Exercise task a: Reproduce the passage on data variety, velocity and value word for word, in its entirety.

---------- Text excerpt ----------

Different Sources: Variety is also used to mean data from many different sources, both inside and outside of the company. What’s changed is the realization that through analysis it can yield new and valuable insights not previously available.
Velocity
Data-In-Motion: Data scientists like to talk about data-at-rest and data-in-motion. One meaning of Velocity is to describe data-in-motion, for example, the stream of readings taken from a sensor or the web log history of page visits and clicks by each visitor to a web site. This can be thought of as a fire hose of incoming data that needs to be captured, stored, and analyzed. Consistency and completeness of fast moving streams of data are one concern. Matching them to specific outcome events, a challenge raised under Variety is another. Velocity also incorporates the characteristics of timeliness or latency – is the data being captured at a rate or with a lag time that makes it useful.
Lifetime of Data Utility: A second dimension of Velocity is how long the data will be valuable. Is it permanently valuable or does it rapidly age and lose its meaning and importance. Understanding this dimension of Velocity in the data you choose to store will be important in discarding data that is no longer meaningful and in fact may mislead.
Value
Although Value is frequently shown as the fourth leg of the Big Data stool, Value does not differentiate Big Data from not so big data. It is equally true of both big and little data that if we are making the effort to store and analyze it then it must be perceived to have value.
Big Data however is perceived as having incremental value to the organization and many users quote having found actionable relationships in Big Data stores that they could not find in small stores. Certainly it is true that if in the past we were storing data about groups of customers and are now storing data about each customer individually then the granularity of our findings is much finer and we approach that desired end-goal of offering each customer a personalization-of-one in their experience with us.

---------- Dataset content ----------

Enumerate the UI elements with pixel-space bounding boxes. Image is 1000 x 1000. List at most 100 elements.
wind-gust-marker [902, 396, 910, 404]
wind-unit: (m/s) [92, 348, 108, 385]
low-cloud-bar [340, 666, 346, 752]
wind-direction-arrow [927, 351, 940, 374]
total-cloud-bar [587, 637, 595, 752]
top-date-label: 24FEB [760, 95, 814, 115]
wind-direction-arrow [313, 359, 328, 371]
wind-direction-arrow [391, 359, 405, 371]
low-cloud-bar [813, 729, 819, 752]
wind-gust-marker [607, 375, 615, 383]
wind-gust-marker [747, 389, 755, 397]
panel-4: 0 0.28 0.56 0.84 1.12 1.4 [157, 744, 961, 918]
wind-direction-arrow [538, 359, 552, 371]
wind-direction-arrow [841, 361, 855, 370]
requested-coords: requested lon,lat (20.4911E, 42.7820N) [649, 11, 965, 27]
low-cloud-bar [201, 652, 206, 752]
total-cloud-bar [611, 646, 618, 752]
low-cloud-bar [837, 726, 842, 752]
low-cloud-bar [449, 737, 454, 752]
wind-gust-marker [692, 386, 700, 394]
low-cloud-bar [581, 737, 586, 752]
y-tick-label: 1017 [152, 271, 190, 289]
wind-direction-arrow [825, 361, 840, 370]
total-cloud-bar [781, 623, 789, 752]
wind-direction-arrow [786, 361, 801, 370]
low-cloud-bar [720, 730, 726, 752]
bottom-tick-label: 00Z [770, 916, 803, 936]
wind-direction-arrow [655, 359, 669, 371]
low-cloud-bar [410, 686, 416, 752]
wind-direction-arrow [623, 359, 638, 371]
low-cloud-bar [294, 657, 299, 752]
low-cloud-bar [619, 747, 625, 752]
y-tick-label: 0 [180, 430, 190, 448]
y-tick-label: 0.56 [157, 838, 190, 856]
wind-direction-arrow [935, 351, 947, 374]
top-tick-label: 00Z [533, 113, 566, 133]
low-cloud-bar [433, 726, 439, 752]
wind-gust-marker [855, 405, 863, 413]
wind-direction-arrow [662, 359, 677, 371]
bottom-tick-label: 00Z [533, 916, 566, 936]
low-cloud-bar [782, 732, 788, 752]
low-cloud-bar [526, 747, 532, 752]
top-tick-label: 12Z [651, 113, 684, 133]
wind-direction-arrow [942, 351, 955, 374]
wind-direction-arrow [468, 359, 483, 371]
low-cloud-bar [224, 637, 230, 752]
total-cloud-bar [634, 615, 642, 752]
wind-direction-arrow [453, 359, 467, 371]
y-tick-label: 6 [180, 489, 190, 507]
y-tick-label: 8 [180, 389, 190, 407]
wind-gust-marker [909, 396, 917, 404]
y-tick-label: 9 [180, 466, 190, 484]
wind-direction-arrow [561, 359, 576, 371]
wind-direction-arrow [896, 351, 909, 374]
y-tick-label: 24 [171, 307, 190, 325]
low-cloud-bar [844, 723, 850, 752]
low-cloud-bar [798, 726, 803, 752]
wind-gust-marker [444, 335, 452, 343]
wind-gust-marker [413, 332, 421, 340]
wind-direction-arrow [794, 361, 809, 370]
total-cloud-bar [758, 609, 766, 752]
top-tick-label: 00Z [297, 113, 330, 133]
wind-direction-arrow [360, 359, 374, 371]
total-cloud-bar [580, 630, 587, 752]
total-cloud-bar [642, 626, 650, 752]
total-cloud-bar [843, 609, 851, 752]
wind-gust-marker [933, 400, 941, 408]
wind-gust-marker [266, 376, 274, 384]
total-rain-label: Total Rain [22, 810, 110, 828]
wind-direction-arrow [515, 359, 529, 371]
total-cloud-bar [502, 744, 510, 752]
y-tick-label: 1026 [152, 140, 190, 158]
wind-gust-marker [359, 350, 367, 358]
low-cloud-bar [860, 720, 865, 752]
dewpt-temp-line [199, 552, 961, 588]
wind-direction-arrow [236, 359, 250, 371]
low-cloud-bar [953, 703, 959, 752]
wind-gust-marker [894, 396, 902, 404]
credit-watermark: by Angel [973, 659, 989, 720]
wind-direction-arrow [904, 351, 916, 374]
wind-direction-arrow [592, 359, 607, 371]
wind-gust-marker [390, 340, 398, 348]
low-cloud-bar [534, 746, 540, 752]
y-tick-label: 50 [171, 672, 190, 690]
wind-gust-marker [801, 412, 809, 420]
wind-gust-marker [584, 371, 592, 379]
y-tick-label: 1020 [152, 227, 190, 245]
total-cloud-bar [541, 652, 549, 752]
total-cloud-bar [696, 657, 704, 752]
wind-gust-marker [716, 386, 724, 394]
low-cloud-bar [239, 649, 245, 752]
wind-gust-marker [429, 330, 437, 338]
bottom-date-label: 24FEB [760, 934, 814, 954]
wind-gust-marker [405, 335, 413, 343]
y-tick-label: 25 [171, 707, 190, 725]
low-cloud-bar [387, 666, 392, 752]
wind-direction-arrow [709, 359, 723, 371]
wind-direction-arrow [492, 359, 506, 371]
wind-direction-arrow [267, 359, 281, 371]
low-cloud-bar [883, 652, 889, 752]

----------

Exercise task b: Rename "wind-gust-marker" to "gust-marker" in the listing, beginning at its first line and stopping after the line that contains "y-tick-label: 9 [180, 466, 190, 484]". Return only those lines, with everything else left unchanged.

Task output a:
Different Sources: Variety is also used to mean data from many different sources, both inside and outside of the company. What’s changed is the realization that through analysis it can yield new and valuable insights not previously available.
Velocity
Data-In-Motion: Data scientists like to talk about data-at-rest and data-in-motion. One meaning of Velocity is to describe data-in-motion, for example, the stream of readings taken from a sensor or the web log history of page visits and clicks by each visitor to a web site. This can be thought of as a fire hose of incoming data that needs to be captured, stored, and analyzed. Consistency and completeness of fast moving streams of data are one concern. Matching them to specific outcome events, a challenge raised under Variety is another. Velocity also incorporates the characteristics of timeliness or latency – is the data being captured at a rate or with a lag time that makes it useful.
Lifetime of Data Utility: A second dimension of Velocity is how long the data will be valuable. Is it permanently valuable or does it rapidly age and lose its meaning and importance. Understanding this dimension of Velocity in the data you choose to store will be important in discarding data that is no longer meaningful and in fact may mislead.
Value
Although Value is frequently shown as the fourth leg of the Big Data stool, Value does not differentiate Big Data from not so big data. It is equally true of both big and little data that if we are making the effort to store and analyze it then it must be perceived to have value.
Big Data however is perceived as having incremental value to the organization and many users quote having found actionable relationships in Big Data stores that they could not find in small stores. Certainly it is true that if in the past we were storing data about groups of customers and are now storing data about each customer individually then the granularity of our findings is much finer and we approach that desired end-goal of offering each customer a personalization-of-one in their experience with us.

Task output b:
Enumerate the UI elements with pixel-space bounding boxes. Image is 1000 x 1000. List at most 100 elements.
gust-marker [902, 396, 910, 404]
wind-unit: (m/s) [92, 348, 108, 385]
low-cloud-bar [340, 666, 346, 752]
wind-direction-arrow [927, 351, 940, 374]
total-cloud-bar [587, 637, 595, 752]
top-date-label: 24FEB [760, 95, 814, 115]
wind-direction-arrow [313, 359, 328, 371]
wind-direction-arrow [391, 359, 405, 371]
low-cloud-bar [813, 729, 819, 752]
gust-marker [607, 375, 615, 383]
gust-marker [747, 389, 755, 397]
panel-4: 0 0.28 0.56 0.84 1.12 1.4 [157, 744, 961, 918]
wind-direction-arrow [538, 359, 552, 371]
wind-direction-arrow [841, 361, 855, 370]
requested-coords: requested lon,lat (20.4911E, 42.7820N) [649, 11, 965, 27]
low-cloud-bar [201, 652, 206, 752]
total-cloud-bar [611, 646, 618, 752]
low-cloud-bar [837, 726, 842, 752]
low-cloud-bar [449, 737, 454, 752]
gust-marker [692, 386, 700, 394]
low-cloud-bar [581, 737, 586, 752]
y-tick-label: 1017 [152, 271, 190, 289]
wind-direction-arrow [825, 361, 840, 370]
total-cloud-bar [781, 623, 789, 752]
wind-direction-arrow [786, 361, 801, 370]
low-cloud-bar [720, 730, 726, 752]
bottom-tick-label: 00Z [770, 916, 803, 936]
wind-direction-arrow [655, 359, 669, 371]
low-cloud-bar [410, 686, 416, 752]
wind-direction-arrow [623, 359, 638, 371]
low-cloud-bar [294, 657, 299, 752]
low-cloud-bar [619, 747, 625, 752]
y-tick-label: 0 [180, 430, 190, 448]
y-tick-label: 0.56 [157, 838, 190, 856]
wind-direction-arrow [935, 351, 947, 374]
top-tick-label: 00Z [533, 113, 566, 133]
low-cloud-bar [433, 726, 439, 752]
gust-marker [855, 405, 863, 413]
wind-direction-arrow [662, 359, 677, 371]
bottom-tick-label: 00Z [533, 916, 566, 936]
low-cloud-bar [782, 732, 788, 752]
low-cloud-bar [526, 747, 532, 752]
top-tick-label: 12Z [651, 113, 684, 133]
wind-direction-arrow [942, 351, 955, 374]
wind-direction-arrow [468, 359, 483, 371]
low-cloud-bar [224, 637, 230, 752]
total-cloud-bar [634, 615, 642, 752]
wind-direction-arrow [453, 359, 467, 371]
y-tick-label: 6 [180, 489, 190, 507]
y-tick-label: 8 [180, 389, 190, 407]
gust-marker [909, 396, 917, 404]
y-tick-label: 9 [180, 466, 190, 484]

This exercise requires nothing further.